_CHALLENGE_. Can you rewrite every line of the material below, replacing "data-point" with "point-marker" and keeping everything else the same, but leaving out the pictures?

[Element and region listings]
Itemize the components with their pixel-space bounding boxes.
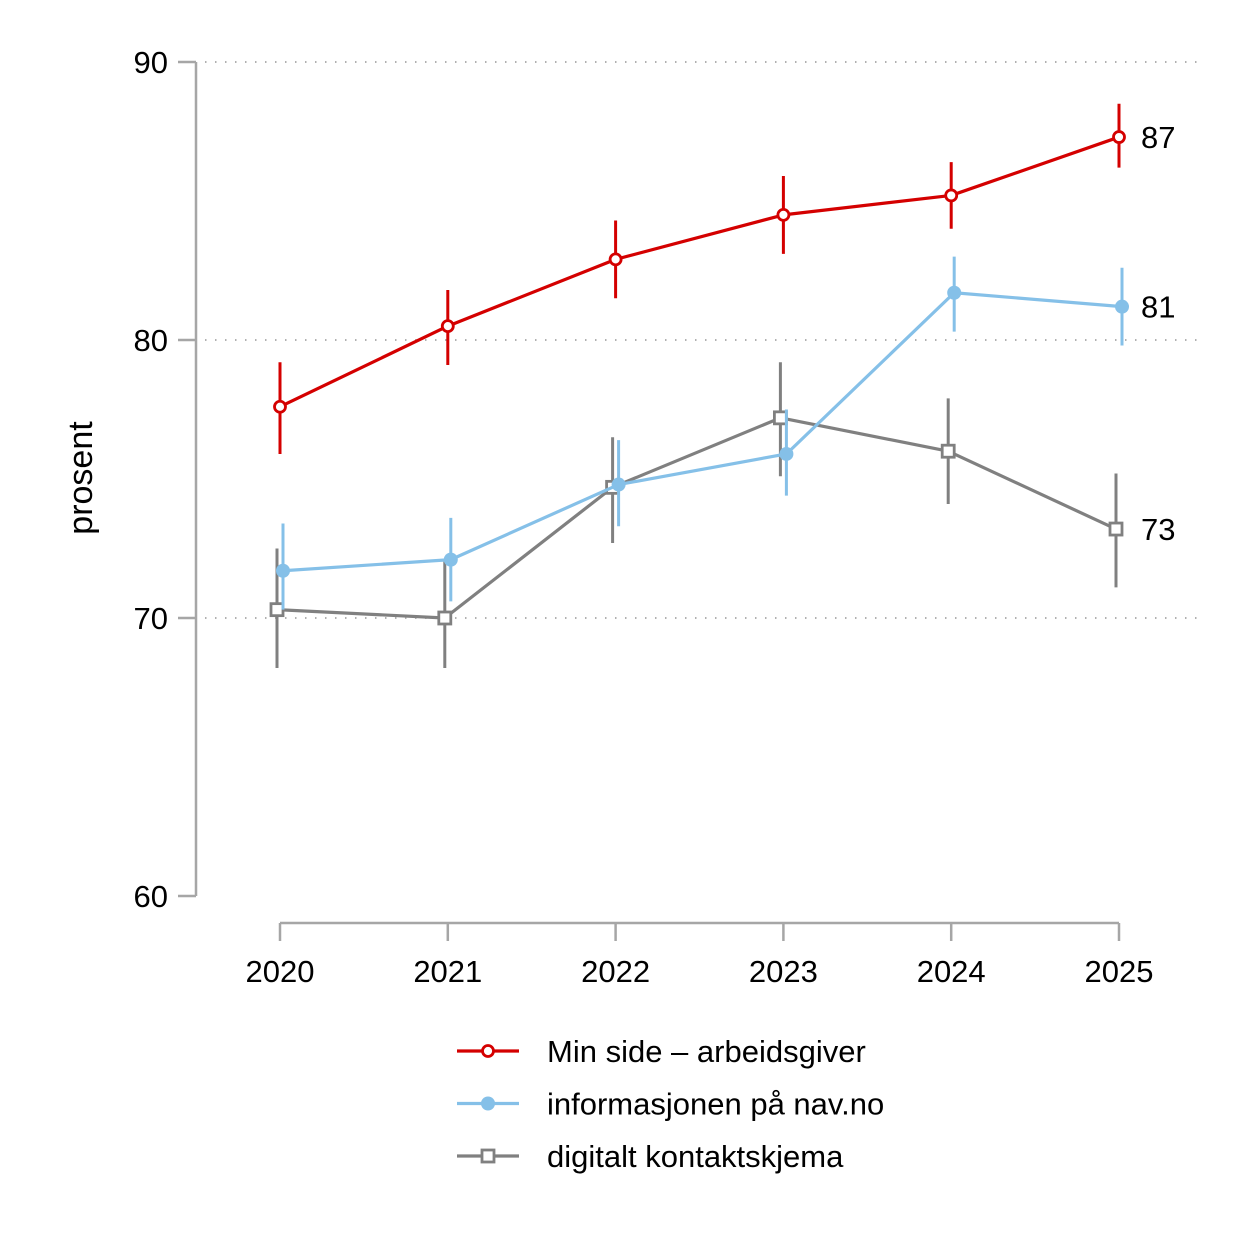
series-1 <box>276 256 1129 610</box>
end-value-label: 73 <box>1141 512 1175 547</box>
legend-label: digitalt kontaktskjema <box>547 1139 844 1174</box>
x-tick-label: 2021 <box>413 954 482 989</box>
data-point <box>608 252 623 267</box>
y-axis: 60 70 80 90 <box>134 45 198 914</box>
data-point <box>776 207 791 222</box>
data-point <box>437 610 453 626</box>
legend: Min side – arbeidsgiver informasjonen på … <box>457 1034 884 1174</box>
gridlines <box>205 61 1198 619</box>
data-point <box>947 285 962 300</box>
data-point <box>1108 521 1124 537</box>
legend-marker <box>480 1148 496 1164</box>
data-point <box>276 563 290 578</box>
data-point <box>440 319 455 334</box>
y-tick-label: 70 <box>134 601 168 636</box>
series-line <box>276 416 1117 620</box>
data-point <box>443 552 458 567</box>
series-line <box>279 135 1120 409</box>
data-point <box>1112 130 1126 144</box>
y-axis-title: prosent <box>62 421 100 535</box>
data-point <box>1115 299 1129 314</box>
data-point <box>940 443 956 459</box>
legend-item: Min side – arbeidsgiver <box>457 1034 866 1069</box>
legend-marker <box>481 1096 495 1111</box>
series-layer <box>269 103 1129 669</box>
end-labels: 73 81 87 <box>1141 120 1175 547</box>
legend-item: digitalt kontaktskjema <box>457 1139 844 1174</box>
legend-item: informasjonen på nav.no <box>457 1087 884 1122</box>
data-point <box>773 410 788 426</box>
data-point <box>269 602 285 618</box>
legend-label: informasjonen på nav.no <box>547 1087 884 1122</box>
x-tick-label: 2025 <box>1085 954 1154 989</box>
y-tick-label: 60 <box>134 879 168 914</box>
data-point <box>779 446 794 461</box>
end-value-label: 81 <box>1141 290 1175 325</box>
y-tick-label: 80 <box>134 323 168 358</box>
x-tick-label: 2024 <box>917 954 986 989</box>
data-point <box>273 399 287 414</box>
series-0 <box>273 103 1126 454</box>
legend-label: Min side – arbeidsgiver <box>547 1034 866 1069</box>
data-point <box>611 477 626 492</box>
x-tick-label: 2022 <box>581 954 650 989</box>
x-tick-label: 2020 <box>246 954 315 989</box>
series-line <box>282 291 1123 573</box>
data-point <box>944 188 959 203</box>
series-2 <box>269 362 1124 669</box>
legend-marker <box>481 1044 495 1058</box>
end-value-label: 87 <box>1141 120 1175 155</box>
x-axis: 2020 2021 2022 2023 2024 2025 <box>246 921 1154 989</box>
y-tick-label: 90 <box>134 45 168 80</box>
x-tick-label: 2023 <box>749 954 818 989</box>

_RIGHT ANSWER_.
Itemize the components with their pixel-space bounding boxes.
series-1 <box>276 256 1129 610</box>
end-value-label: 73 <box>1141 512 1175 547</box>
legend-label: digitalt kontaktskjema <box>547 1139 844 1174</box>
x-tick-label: 2021 <box>413 954 482 989</box>
point-marker <box>608 252 623 267</box>
y-axis: 60 70 80 90 <box>134 45 198 914</box>
point-marker <box>776 207 791 222</box>
point-marker <box>437 610 453 626</box>
legend: Min side – arbeidsgiver informasjonen på … <box>457 1034 884 1174</box>
gridlines <box>205 61 1198 619</box>
point-marker <box>947 285 962 300</box>
point-marker <box>1108 521 1124 537</box>
legend-marker <box>480 1148 496 1164</box>
point-marker <box>276 563 290 578</box>
point-marker <box>440 319 455 334</box>
y-tick-label: 70 <box>134 601 168 636</box>
series-line <box>276 416 1117 620</box>
point-marker <box>443 552 458 567</box>
series-line <box>279 135 1120 409</box>
point-marker <box>1112 130 1126 144</box>
y-axis-title: prosent <box>62 421 100 535</box>
point-marker <box>1115 299 1129 314</box>
point-marker <box>940 443 956 459</box>
legend-item: Min side – arbeidsgiver <box>457 1034 866 1069</box>
legend-marker <box>481 1096 495 1111</box>
series-layer <box>269 103 1129 669</box>
end-labels: 73 81 87 <box>1141 120 1175 547</box>
legend-item: digitalt kontaktskjema <box>457 1139 844 1174</box>
legend-item: informasjonen på nav.no <box>457 1087 884 1122</box>
point-marker <box>773 410 788 426</box>
point-marker <box>269 602 285 618</box>
legend-label: informasjonen på nav.no <box>547 1087 884 1122</box>
x-tick-label: 2025 <box>1085 954 1154 989</box>
y-tick-label: 60 <box>134 879 168 914</box>
point-marker <box>779 446 794 461</box>
end-value-label: 81 <box>1141 290 1175 325</box>
y-tick-label: 80 <box>134 323 168 358</box>
x-tick-label: 2024 <box>917 954 986 989</box>
point-marker <box>273 399 287 414</box>
series-0 <box>273 103 1126 454</box>
legend-label: Min side – arbeidsgiver <box>547 1034 866 1069</box>
point-marker <box>611 477 626 492</box>
x-tick-label: 2022 <box>581 954 650 989</box>
x-tick-label: 2020 <box>246 954 315 989</box>
series-line <box>282 291 1123 573</box>
point-marker <box>944 188 959 203</box>
series-2 <box>269 362 1124 669</box>
legend-marker <box>481 1044 495 1058</box>
end-value-label: 87 <box>1141 120 1175 155</box>
x-axis: 2020 2021 2022 2023 2024 2025 <box>246 921 1154 989</box>
y-tick-label: 90 <box>134 45 168 80</box>
x-tick-label: 2023 <box>749 954 818 989</box>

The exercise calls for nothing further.